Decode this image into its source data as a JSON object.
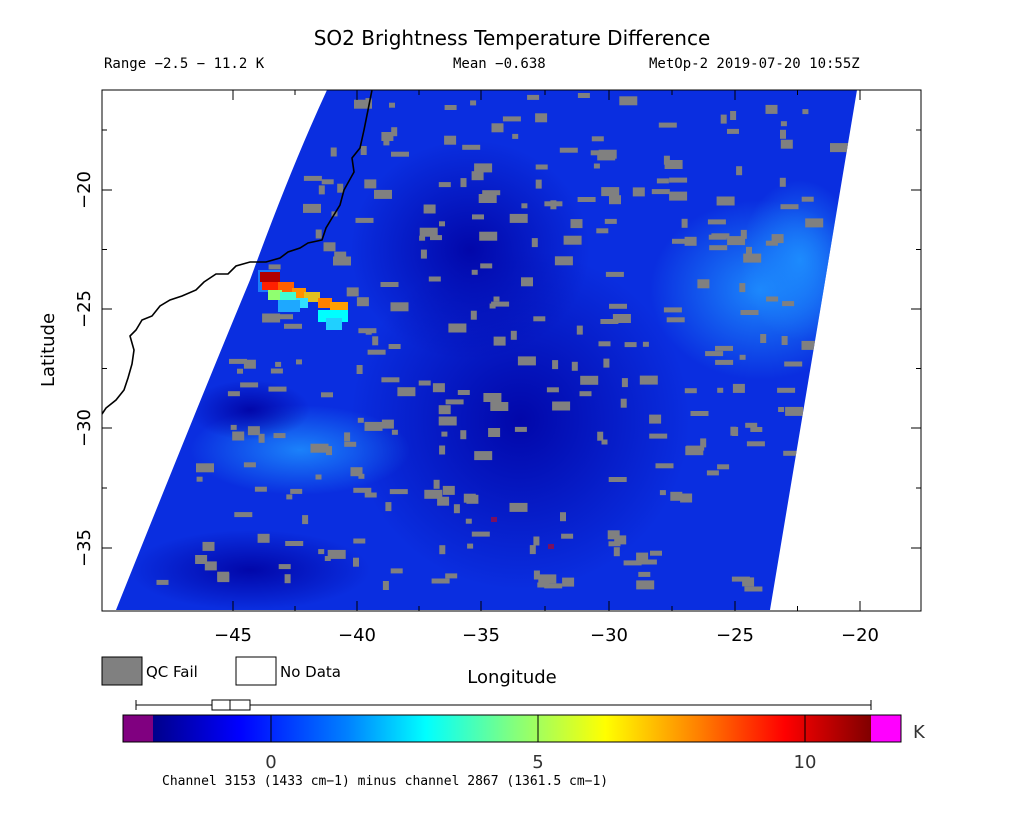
{
  "title": "SO2 Brightness Temperature Difference",
  "header": {
    "range": "Range −2.5 − 11.2 K",
    "mean": "Mean −0.638",
    "sat_time": "MetOp-2 2019-07-20 10:55Z"
  },
  "axes": {
    "xlabel": "Longitude",
    "ylabel": "Latitude",
    "x_ticks": [
      "−45",
      "−40",
      "−35",
      "−30",
      "−25",
      "−20"
    ],
    "y_ticks": [
      "−20",
      "−25",
      "−30",
      "−35"
    ]
  },
  "legend": {
    "qc_fail": "QC Fail",
    "no_data": "No Data",
    "qc_fail_color": "#808080",
    "no_data_color": "#ffffff"
  },
  "colorbar": {
    "ticks": [
      "0",
      "5",
      "10"
    ],
    "unit": "K",
    "min_value": -2.5,
    "max_value": 11.2,
    "under_color": "#800080",
    "over_color": "#ff00ff"
  },
  "footnote": "Channel 3153 (1433 cm−1) minus channel 2867 (1361.5 cm−1)",
  "chart_data": {
    "type": "heatmap",
    "title": "SO2 Brightness Temperature Difference",
    "xlabel": "Longitude",
    "ylabel": "Latitude",
    "xlim": [
      -50,
      -18
    ],
    "ylim": [
      -37.5,
      -16
    ],
    "value_range_K": [
      -2.5,
      11.2
    ],
    "mean_K": -0.638,
    "plume": {
      "description_values": [
        {
          "lon": -43.0,
          "lat": -24.0,
          "value": 11.0
        },
        {
          "lon": -42.0,
          "lat": -24.4,
          "value": 7.5
        },
        {
          "lon": -41.0,
          "lat": -24.8,
          "value": 6.0
        },
        {
          "lon": -42.5,
          "lat": -25.0,
          "value": 3.5
        },
        {
          "lon": -41.0,
          "lat": -25.5,
          "value": 3.0
        }
      ]
    },
    "background_values": [
      {
        "lon": -34.0,
        "lat": -22.0,
        "value": -1.0
      },
      {
        "lon": -31.0,
        "lat": -34.0,
        "value": -1.8
      },
      {
        "lon": -24.0,
        "lat": -25.0,
        "value": 1.5
      },
      {
        "lon": -44.0,
        "lat": -31.0,
        "value": 1.8
      }
    ]
  }
}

**Goal of the exercise:** Reproduce the full listing faithfully, but do not carry over any pictures.

**The completed task:**
Decode this image into its source data as a JSON object.
{
  "title": "SO2 Brightness Temperature Difference",
  "header": {
    "range": "Range −2.5 − 11.2 K",
    "mean": "Mean −0.638",
    "sat_time": "MetOp-2 2019-07-20 10:55Z"
  },
  "axes": {
    "xlabel": "Longitude",
    "ylabel": "Latitude",
    "x_ticks": [
      "−45",
      "−40",
      "−35",
      "−30",
      "−25",
      "−20"
    ],
    "y_ticks": [
      "−20",
      "−25",
      "−30",
      "−35"
    ]
  },
  "legend": {
    "qc_fail": "QC Fail",
    "no_data": "No Data",
    "qc_fail_color": "#808080",
    "no_data_color": "#ffffff"
  },
  "colorbar": {
    "ticks": [
      "0",
      "5",
      "10"
    ],
    "unit": "K",
    "min_value": -2.5,
    "max_value": 11.2,
    "under_color": "#800080",
    "over_color": "#ff00ff"
  },
  "footnote": "Channel 3153 (1433 cm−1) minus channel 2867 (1361.5 cm−1)",
  "chart_data": {
    "type": "heatmap",
    "title": "SO2 Brightness Temperature Difference",
    "xlabel": "Longitude",
    "ylabel": "Latitude",
    "xlim": [
      -50,
      -18
    ],
    "ylim": [
      -37.5,
      -16
    ],
    "value_range_K": [
      -2.5,
      11.2
    ],
    "mean_K": -0.638,
    "plume": {
      "description_values": [
        {
          "lon": -43.0,
          "lat": -24.0,
          "value": 11.0
        },
        {
          "lon": -42.0,
          "lat": -24.4,
          "value": 7.5
        },
        {
          "lon": -41.0,
          "lat": -24.8,
          "value": 6.0
        },
        {
          "lon": -42.5,
          "lat": -25.0,
          "value": 3.5
        },
        {
          "lon": -41.0,
          "lat": -25.5,
          "value": 3.0
        }
      ]
    },
    "background_values": [
      {
        "lon": -34.0,
        "lat": -22.0,
        "value": -1.0
      },
      {
        "lon": -31.0,
        "lat": -34.0,
        "value": -1.8
      },
      {
        "lon": -24.0,
        "lat": -25.0,
        "value": 1.5
      },
      {
        "lon": -44.0,
        "lat": -31.0,
        "value": 1.8
      }
    ]
  }
}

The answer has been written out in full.